= EXERCISE =
Output every entry exactly as written, skipping any pictures.

= Saved entries =
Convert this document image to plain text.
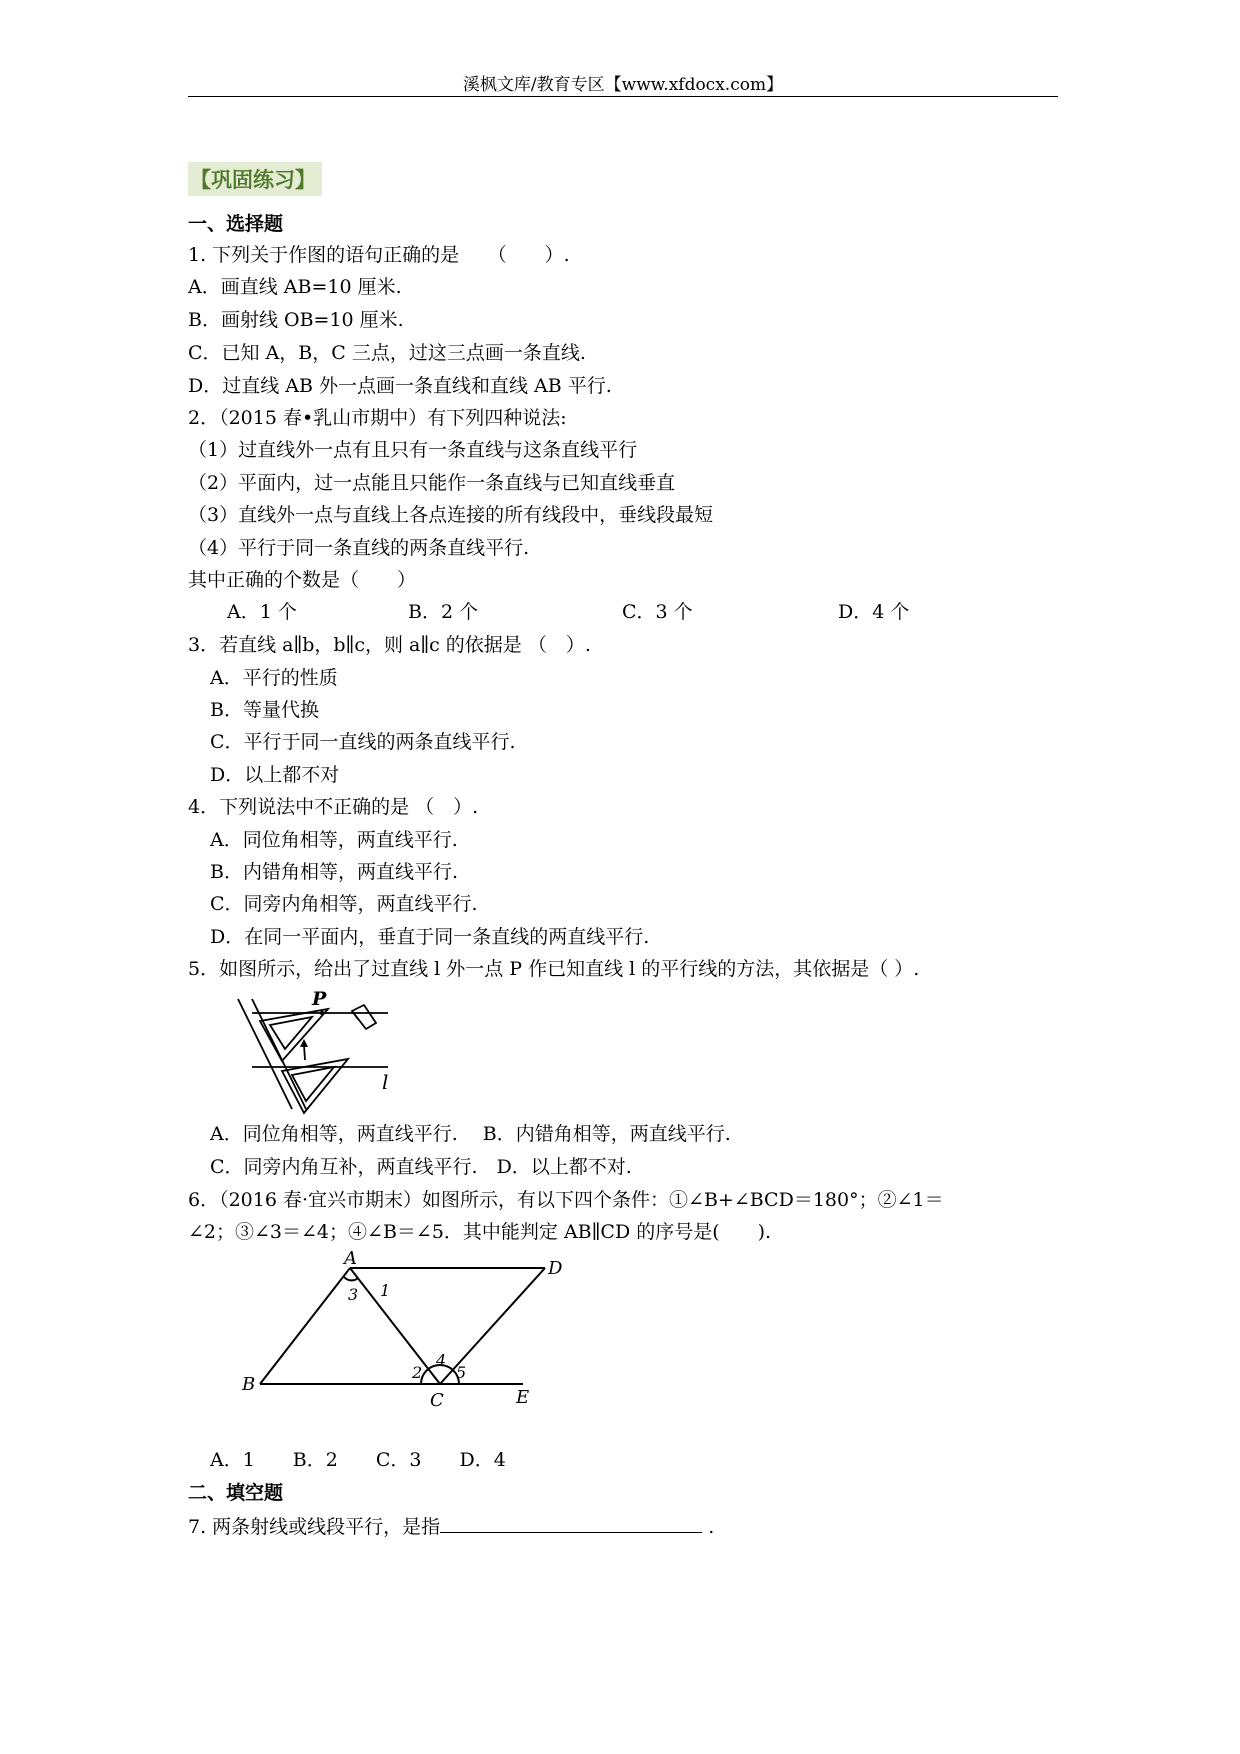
溪枫文库/教育专区【www.xfdocx.com】
【巩固练习】
一、选择题
1. 下列关于作图的语句正确的是　　（　　）.
A．画直线 AB=10 厘米.
B．画射线 OB=10 厘米.
C．已知 A，B，C 三点，过这三点画一条直线.
D．过直线 AB 外一点画一条直线和直线 AB 平行.
2．（2015 春•乳山市期中）有下列四种说法:
（1）过直线外一点有且只有一条直线与这条直线平行
（2）平面内，过一点能且只能作一条直线与已知直线垂直
（3）直线外一点与直线上各点连接的所有线段中，垂线段最短
（4）平行于同一条直线的两条直线平行.
其中正确的个数是（　　）
A．1 个	B．2 个	C．3 个	D．4 个
3．若直线 a∥b，b∥c，则 a∥c 的依据是 （　）.
A．平行的性质
B．等量代换
C．平行于同一直线的两条直线平行.
D．以上都不对
4．下列说法中不正确的是 （　）.
A．同位角相等，两直线平行.
B．内错角相等，两直线平行.
C．同旁内角相等，两直线平行.
D．在同一平面内，垂直于同一条直线的两直线平行.
5．如图所示，给出了过直线 l 外一点 P 作已知直线 l 的平行线的方法，其依据是（ ）.
P
l
A．同位角相等，两直线平行.　 B．内错角相等，两直线平行.
C．同旁内角互补，两直线平行.　D．以上都不对.
6．（2016 春·宜兴市期末）如图所示，有以下四个条件：①∠B+∠BCD＝180°；②∠1＝
∠2；③∠3＝∠4；④∠B＝∠5．其中能判定 AB∥CD 的序号是(　　).
A	D
B
C	E
1
3
2
4
5
A．1　　B．2　　C．3　　D．4
二、填空题
7. 两条射线或线段平行，是指	.
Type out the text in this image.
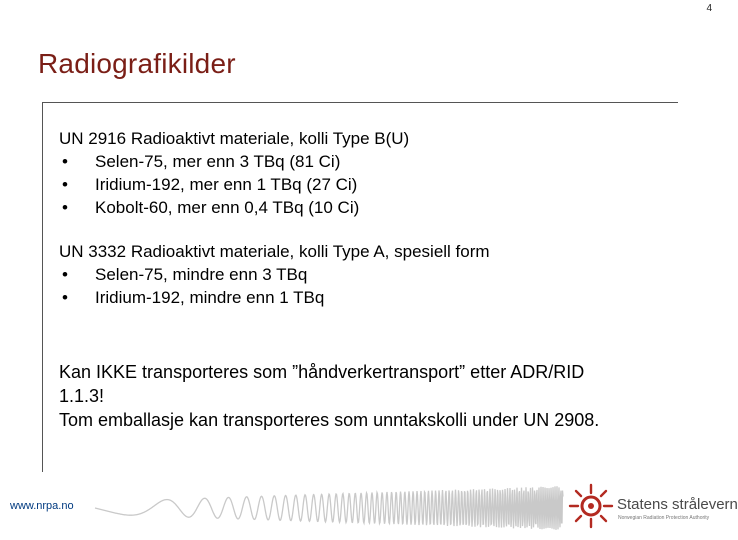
4
Radiografikilder
UN 2916 Radioaktivt materiale, kolli Type B(U)
• Selen-75, mer enn 3 TBq (81 Ci)
• Iridium-192, mer enn 1 TBq (27 Ci)
• Kobolt-60, mer enn 0,4 TBq (10 Ci)
UN 3332 Radioaktivt materiale, kolli Type A, spesiell form
• Selen-75, mindre enn 3 TBq
• Iridium-192, mindre enn 1 TBq
Kan IKKE transporteres som ”håndverkertransport” etter ADR/RID
1.1.3!
Tom emballasje kan transporteres som unntakskolli under UN 2908.
www.nrpa.no	Statens strålevern
Norwegian Radiation Protection Authority
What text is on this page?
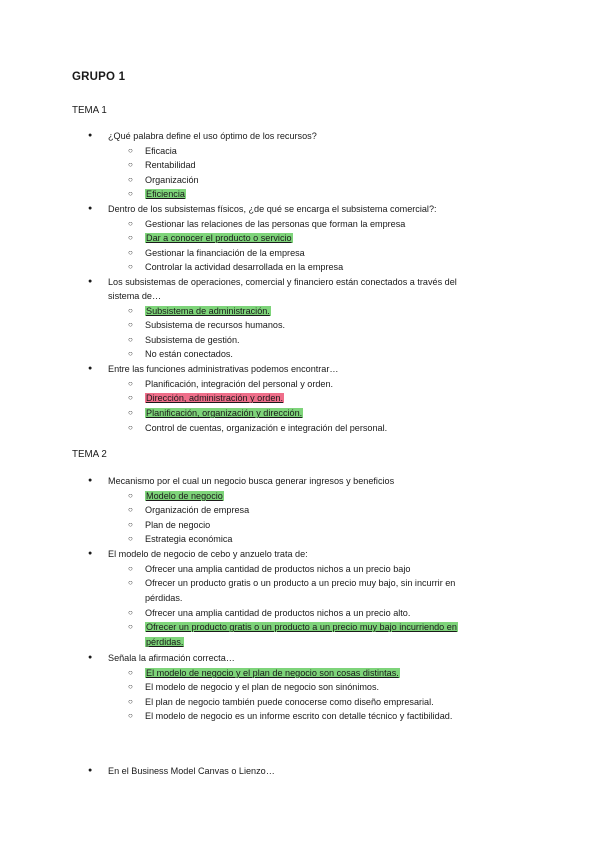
GRUPO 1
TEMA 1
● ¿Qué palabra define el uso óptimo de los recursos?
○ Eficacia
○ Rentabilidad
○ Organización
○ Eficiencia
● Dentro de los subsistemas físicos, ¿de qué se encarga el subsistema comercial?:
○ Gestionar las relaciones de las personas que forman la empresa
○ Dar a conocer el producto o servicio
○ Gestionar la financiación de la empresa
○ Controlar la actividad desarrollada en la empresa
● Los subsistemas de operaciones, comercial y financiero están conectados a través del
sistema de…
○ Subsistema de administración.
○ Subsistema de recursos humanos.
○ Subsistema de gestión.
○ No están conectados.
● Entre las funciones administrativas podemos encontrar…
○ Planificación, integración del personal y orden.
○ Dirección, administración y orden.
○ Planificación, organización y dirección.
○ Control de cuentas, organización e integración del personal.
TEMA 2
● Mecanismo por el cual un negocio busca generar ingresos y beneficios
○ Modelo de negocio
○ Organización de empresa
○ Plan de negocio
○ Estrategia económica
● El modelo de negocio de cebo y anzuelo trata de:
○ Ofrecer una amplia cantidad de productos nichos a un precio bajo
○ Ofrecer un producto gratis o un producto a un precio muy bajo, sin incurrir en
pérdidas.
○ Ofrecer una amplia cantidad de productos nichos a un precio alto.
○ Ofrecer un producto gratis o un producto a un precio muy bajo incurriendo en
pérdidas.
● Señala la afirmación correcta…
○ El modelo de negocio y el plan de negocio son cosas distintas.
○ El modelo de negocio y el plan de negocio son sinónimos.
○ El plan de negocio también puede conocerse como diseño empresarial.
○ El modelo de negocio es un informe escrito con detalle técnico y factibilidad.
● En el Business Model Canvas o Lienzo…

= SOLUTION TO THIS PROBLEM =
Convert this document image to plain text.
溪枫文库/教育专区【www.xfdocx.com】
【巩固练习】
一、选择题
1. 下列关于作图的语句正确的是　　（　　）.
A．画直线 AB=10 厘米.
B．画射线 OB=10 厘米.
C．已知 A，B，C 三点，过这三点画一条直线.
D．过直线 AB 外一点画一条直线和直线 AB 平行.
2．（2015 春•乳山市期中）有下列四种说法:
（1）过直线外一点有且只有一条直线与这条直线平行
（2）平面内，过一点能且只能作一条直线与已知直线垂直
（3）直线外一点与直线上各点连接的所有线段中，垂线段最短
（4）平行于同一条直线的两条直线平行.
其中正确的个数是（　　）
A．1 个	B．2 个	C．3 个	D．4 个
3．若直线 a∥b，b∥c，则 a∥c 的依据是 （　）.
A．平行的性质
B．等量代换
C．平行于同一直线的两条直线平行.
D．以上都不对
4．下列说法中不正确的是 （　）.
A．同位角相等，两直线平行.
B．内错角相等，两直线平行.
C．同旁内角相等，两直线平行.
D．在同一平面内，垂直于同一条直线的两直线平行.
5．如图所示，给出了过直线 l 外一点 P 作已知直线 l 的平行线的方法，其依据是（ ）.
P
l
A．同位角相等，两直线平行.　 B．内错角相等，两直线平行.
C．同旁内角互补，两直线平行.　D．以上都不对.
6．（2016 春·宜兴市期末）如图所示，有以下四个条件：①∠B+∠BCD＝180°；②∠1＝
∠2；③∠3＝∠4；④∠B＝∠5．其中能判定 AB∥CD 的序号是(　　).
A	D
B
C	E
1
3
2
4
5
A．1　　B．2　　C．3　　D．4
二、填空题
7. 两条射线或线段平行，是指	.
Type out the text in this image.
4
Radiografikilder
UN 2916 Radioaktivt materiale, kolli Type B(U)
• Selen-75, mer enn 3 TBq (81 Ci)
• Iridium-192, mer enn 1 TBq (27 Ci)
• Kobolt-60, mer enn 0,4 TBq (10 Ci)
UN 3332 Radioaktivt materiale, kolli Type A, spesiell form
• Selen-75, mindre enn 3 TBq
• Iridium-192, mindre enn 1 TBq
Kan IKKE transporteres som ”håndverkertransport” etter ADR/RID
1.1.3!
Tom emballasje kan transporteres som unntakskolli under UN 2908.
www.nrpa.no	Statens strålevern
Norwegian Radiation Protection Authority
What text is on this page?
GRUPO 1
TEMA 1
● ¿Qué palabra define el uso óptimo de los recursos?
○ Eficacia
○ Rentabilidad
○ Organización
○ Eficiencia
● Dentro de los subsistemas físicos, ¿de qué se encarga el subsistema comercial?:
○ Gestionar las relaciones de las personas que forman la empresa
○ Dar a conocer el producto o servicio
○ Gestionar la financiación de la empresa
○ Controlar la actividad desarrollada en la empresa
● Los subsistemas de operaciones, comercial y financiero están conectados a través del
sistema de…
○ Subsistema de administración.
○ Subsistema de recursos humanos.
○ Subsistema de gestión.
○ No están conectados.
● Entre las funciones administrativas podemos encontrar…
○ Planificación, integración del personal y orden.
○ Dirección, administración y orden.
○ Planificación, organización y dirección.
○ Control de cuentas, organización e integración del personal.
TEMA 2
● Mecanismo por el cual un negocio busca generar ingresos y beneficios
○ Modelo de negocio
○ Organización de empresa
○ Plan de negocio
○ Estrategia económica
● El modelo de negocio de cebo y anzuelo trata de:
○ Ofrecer una amplia cantidad de productos nichos a un precio bajo
○ Ofrecer un producto gratis o un producto a un precio muy bajo, sin incurrir en
pérdidas.
○ Ofrecer una amplia cantidad de productos nichos a un precio alto.
○ Ofrecer un producto gratis o un producto a un precio muy bajo incurriendo en
pérdidas.
● Señala la afirmación correcta…
○ El modelo de negocio y el plan de negocio son cosas distintas.
○ El modelo de negocio y el plan de negocio son sinónimos.
○ El plan de negocio también puede conocerse como diseño empresarial.
○ El modelo de negocio es un informe escrito con detalle técnico y factibilidad.
● En el Business Model Canvas o Lienzo…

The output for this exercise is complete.